▸ **Task to complete**
Copy every line of the items below without any changes.

▸ **Exercise inputs**

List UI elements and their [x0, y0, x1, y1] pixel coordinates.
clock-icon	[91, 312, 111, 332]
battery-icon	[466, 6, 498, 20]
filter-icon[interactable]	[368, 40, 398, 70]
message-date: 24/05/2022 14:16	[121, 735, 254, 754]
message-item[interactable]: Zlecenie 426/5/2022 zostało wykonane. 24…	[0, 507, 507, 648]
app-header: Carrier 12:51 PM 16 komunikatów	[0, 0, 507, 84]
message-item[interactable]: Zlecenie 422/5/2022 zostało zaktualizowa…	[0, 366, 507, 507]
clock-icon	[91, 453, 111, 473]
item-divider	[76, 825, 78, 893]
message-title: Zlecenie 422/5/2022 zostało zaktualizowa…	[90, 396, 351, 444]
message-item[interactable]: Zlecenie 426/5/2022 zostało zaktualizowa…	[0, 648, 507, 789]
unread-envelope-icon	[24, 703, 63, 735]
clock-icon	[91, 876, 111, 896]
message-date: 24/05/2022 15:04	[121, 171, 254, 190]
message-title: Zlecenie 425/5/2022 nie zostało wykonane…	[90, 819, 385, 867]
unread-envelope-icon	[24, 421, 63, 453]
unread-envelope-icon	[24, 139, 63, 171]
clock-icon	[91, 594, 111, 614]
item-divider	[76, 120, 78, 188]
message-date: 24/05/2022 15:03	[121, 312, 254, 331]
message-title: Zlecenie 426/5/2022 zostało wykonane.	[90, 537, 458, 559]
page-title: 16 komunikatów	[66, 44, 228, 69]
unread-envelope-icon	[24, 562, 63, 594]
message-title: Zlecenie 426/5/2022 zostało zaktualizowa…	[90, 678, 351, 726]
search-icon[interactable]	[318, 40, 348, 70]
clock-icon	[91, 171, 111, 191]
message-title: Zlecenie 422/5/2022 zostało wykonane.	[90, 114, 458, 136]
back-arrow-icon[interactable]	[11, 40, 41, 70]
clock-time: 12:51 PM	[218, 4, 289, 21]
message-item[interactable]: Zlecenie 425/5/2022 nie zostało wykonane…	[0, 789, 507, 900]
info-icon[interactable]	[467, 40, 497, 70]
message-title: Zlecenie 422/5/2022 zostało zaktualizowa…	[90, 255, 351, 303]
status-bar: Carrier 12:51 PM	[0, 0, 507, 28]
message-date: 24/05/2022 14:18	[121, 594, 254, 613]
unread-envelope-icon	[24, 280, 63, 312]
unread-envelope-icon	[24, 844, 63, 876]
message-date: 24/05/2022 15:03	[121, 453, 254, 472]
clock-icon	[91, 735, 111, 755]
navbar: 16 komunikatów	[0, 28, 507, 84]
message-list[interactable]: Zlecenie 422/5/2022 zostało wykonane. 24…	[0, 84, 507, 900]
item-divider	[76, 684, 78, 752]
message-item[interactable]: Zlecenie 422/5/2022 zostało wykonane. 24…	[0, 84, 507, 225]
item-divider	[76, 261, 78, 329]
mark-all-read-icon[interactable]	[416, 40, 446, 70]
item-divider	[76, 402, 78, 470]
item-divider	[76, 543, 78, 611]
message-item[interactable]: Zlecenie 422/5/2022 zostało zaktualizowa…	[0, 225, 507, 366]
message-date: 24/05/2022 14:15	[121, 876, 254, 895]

▸ **Task answer**
List UI elements and their [x0, y0, x1, y1] pixel coordinates.
clock-icon	[91, 312, 111, 332]
battery-icon	[466, 6, 498, 20]
filter-icon[interactable]	[368, 40, 398, 70]
message-date: 24/05/2022 14:16	[121, 735, 254, 754]
message-item[interactable]: Zlecenie 426/5/2022 zostało wykonane. 24…	[0, 507, 507, 648]
app-header: Carrier 12:51 PM 16 komunikatów	[0, 0, 507, 84]
message-item[interactable]: Zlecenie 422/5/2022 zostało zaktualizowa…	[0, 366, 507, 507]
clock-icon	[91, 453, 111, 473]
item-divider	[76, 825, 78, 893]
message-title: Zlecenie 422/5/2022 zostało zaktualizowa…	[90, 396, 351, 444]
message-item[interactable]: Zlecenie 426/5/2022 zostało zaktualizowa…	[0, 648, 507, 789]
unread-envelope-icon	[24, 703, 63, 735]
clock-icon	[91, 876, 111, 896]
message-date: 24/05/2022 15:04	[121, 171, 254, 190]
message-title: Zlecenie 425/5/2022 nie zostało wykonane…	[90, 819, 385, 867]
unread-envelope-icon	[24, 421, 63, 453]
unread-envelope-icon	[24, 139, 63, 171]
clock-icon	[91, 594, 111, 614]
item-divider	[76, 120, 78, 188]
message-date: 24/05/2022 15:03	[121, 312, 254, 331]
message-title: Zlecenie 426/5/2022 zostało wykonane.	[90, 537, 458, 559]
page-title: 16 komunikatów	[66, 44, 228, 69]
unread-envelope-icon	[24, 562, 63, 594]
message-title: Zlecenie 426/5/2022 zostało zaktualizowa…	[90, 678, 351, 726]
search-icon[interactable]	[318, 40, 348, 70]
clock-icon	[91, 171, 111, 191]
message-title: Zlecenie 422/5/2022 zostało wykonane.	[90, 114, 458, 136]
back-arrow-icon[interactable]	[11, 40, 41, 70]
clock-time: 12:51 PM	[218, 4, 289, 21]
message-item[interactable]: Zlecenie 425/5/2022 nie zostało wykonane…	[0, 789, 507, 900]
info-icon[interactable]	[467, 40, 497, 70]
message-title: Zlecenie 422/5/2022 zostało zaktualizowa…	[90, 255, 351, 303]
status-bar: Carrier 12:51 PM	[0, 0, 507, 28]
message-date: 24/05/2022 14:18	[121, 594, 254, 613]
unread-envelope-icon	[24, 280, 63, 312]
unread-envelope-icon	[24, 844, 63, 876]
message-date: 24/05/2022 15:03	[121, 453, 254, 472]
clock-icon	[91, 735, 111, 755]
navbar: 16 komunikatów	[0, 28, 507, 84]
message-list[interactable]: Zlecenie 422/5/2022 zostało wykonane. 24…	[0, 84, 507, 900]
item-divider	[76, 684, 78, 752]
message-item[interactable]: Zlecenie 422/5/2022 zostało wykonane. 24…	[0, 84, 507, 225]
item-divider	[76, 261, 78, 329]
mark-all-read-icon[interactable]	[416, 40, 446, 70]
item-divider	[76, 402, 78, 470]
item-divider	[76, 543, 78, 611]
message-item[interactable]: Zlecenie 422/5/2022 zostało zaktualizowa…	[0, 225, 507, 366]
message-date: 24/05/2022 14:15	[121, 876, 254, 895]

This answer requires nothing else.